PROBLEM DETAILS: Give back the entire listing verbatim.

%%

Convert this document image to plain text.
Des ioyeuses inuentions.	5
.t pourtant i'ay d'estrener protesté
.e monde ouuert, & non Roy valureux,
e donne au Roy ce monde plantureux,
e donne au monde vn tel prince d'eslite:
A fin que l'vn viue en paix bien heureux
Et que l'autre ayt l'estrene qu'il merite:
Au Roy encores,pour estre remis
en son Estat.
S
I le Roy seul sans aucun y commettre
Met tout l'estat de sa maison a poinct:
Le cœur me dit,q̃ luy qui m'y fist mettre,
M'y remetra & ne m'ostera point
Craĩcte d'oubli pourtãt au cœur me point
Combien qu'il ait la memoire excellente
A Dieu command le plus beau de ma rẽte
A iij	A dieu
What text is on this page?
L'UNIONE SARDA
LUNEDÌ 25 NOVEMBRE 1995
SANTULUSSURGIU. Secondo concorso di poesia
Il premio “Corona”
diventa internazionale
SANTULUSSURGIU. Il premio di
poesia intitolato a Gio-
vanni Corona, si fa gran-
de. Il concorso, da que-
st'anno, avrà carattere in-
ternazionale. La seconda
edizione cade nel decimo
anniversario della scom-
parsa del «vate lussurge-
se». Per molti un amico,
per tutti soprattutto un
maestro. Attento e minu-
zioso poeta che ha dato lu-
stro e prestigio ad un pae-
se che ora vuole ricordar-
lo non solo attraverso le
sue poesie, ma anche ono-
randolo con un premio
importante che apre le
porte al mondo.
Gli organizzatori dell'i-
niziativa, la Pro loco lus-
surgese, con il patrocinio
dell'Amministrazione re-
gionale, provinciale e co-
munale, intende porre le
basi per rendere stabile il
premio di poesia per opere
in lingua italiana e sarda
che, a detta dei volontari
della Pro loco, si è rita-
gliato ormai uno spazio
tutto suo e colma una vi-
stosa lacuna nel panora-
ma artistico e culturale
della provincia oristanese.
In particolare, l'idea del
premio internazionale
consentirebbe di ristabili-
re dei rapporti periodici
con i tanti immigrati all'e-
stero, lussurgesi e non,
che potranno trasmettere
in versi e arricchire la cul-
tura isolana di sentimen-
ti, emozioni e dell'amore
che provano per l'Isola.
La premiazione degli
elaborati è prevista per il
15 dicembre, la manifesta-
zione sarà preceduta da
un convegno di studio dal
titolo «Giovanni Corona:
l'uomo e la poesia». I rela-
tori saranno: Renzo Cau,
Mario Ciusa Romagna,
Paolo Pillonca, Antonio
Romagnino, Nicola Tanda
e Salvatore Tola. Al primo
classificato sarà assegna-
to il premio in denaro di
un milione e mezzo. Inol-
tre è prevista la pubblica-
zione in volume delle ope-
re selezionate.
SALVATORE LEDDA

%%

THE REPLY:
Convert this document image to plain text.
Des ioyeuses inuentions.	5
.t pourtant i'ay d'estrener protesté
.e monde ouuert, & non Roy valureux,
e donne au Roy ce monde plantureux,
e donne au monde vn tel prince d'eslite:
A fin que l'vn viue en paix bien heureux
Et que l'autre ayt l'estrene qu'il merite:
Au Roy encores,pour estre remis
en son Estat.
S
I le Roy seul sans aucun y commettre
Met tout l'estat de sa maison a poinct:
Le cœur me dit,q̃ luy qui m'y fist mettre,
M'y remetra & ne m'ostera point
Craĩcte d'oubli pourtãt au cœur me point
Combien qu'il ait la memoire excellente
A Dieu command le plus beau de ma rẽte
A iij	A dieu
What text is on this page?
L'UNIONE SARDA
LUNEDÌ 25 NOVEMBRE 1995
SANTULUSSURGIU. Secondo concorso di poesia
Il premio “Corona”
diventa internazionale
SANTULUSSURGIU. Il premio di
poesia intitolato a Gio-
vanni Corona, si fa gran-
de. Il concorso, da que-
st'anno, avrà carattere in-
ternazionale. La seconda
edizione cade nel decimo
anniversario della scom-
parsa del «vate lussurge-
se». Per molti un amico,
per tutti soprattutto un
maestro. Attento e minu-
zioso poeta che ha dato lu-
stro e prestigio ad un pae-
se che ora vuole ricordar-
lo non solo attraverso le
sue poesie, ma anche ono-
randolo con un premio
importante che apre le
porte al mondo.
Gli organizzatori dell'i-
niziativa, la Pro loco lus-
surgese, con il patrocinio
dell'Amministrazione re-
gionale, provinciale e co-
munale, intende porre le
basi per rendere stabile il
premio di poesia per opere
in lingua italiana e sarda
che, a detta dei volontari
della Pro loco, si è rita-
gliato ormai uno spazio
tutto suo e colma una vi-
stosa lacuna nel panora-
ma artistico e culturale
della provincia oristanese.
In particolare, l'idea del
premio internazionale
consentirebbe di ristabili-
re dei rapporti periodici
con i tanti immigrati all'e-
stero, lussurgesi e non,
che potranno trasmettere
in versi e arricchire la cul-
tura isolana di sentimen-
ti, emozioni e dell'amore
che provano per l'Isola.
La premiazione degli
elaborati è prevista per il
15 dicembre, la manifesta-
zione sarà preceduta da
un convegno di studio dal
titolo «Giovanni Corona:
l'uomo e la poesia». I rela-
tori saranno: Renzo Cau,
Mario Ciusa Romagna,
Paolo Pillonca, Antonio
Romagnino, Nicola Tanda
e Salvatore Tola. Al primo
classificato sarà assegna-
to il premio in denaro di
un milione e mezzo. Inol-
tre è prevista la pubblica-
zione in volume delle ope-
re selezionate.
SALVATORE LEDDA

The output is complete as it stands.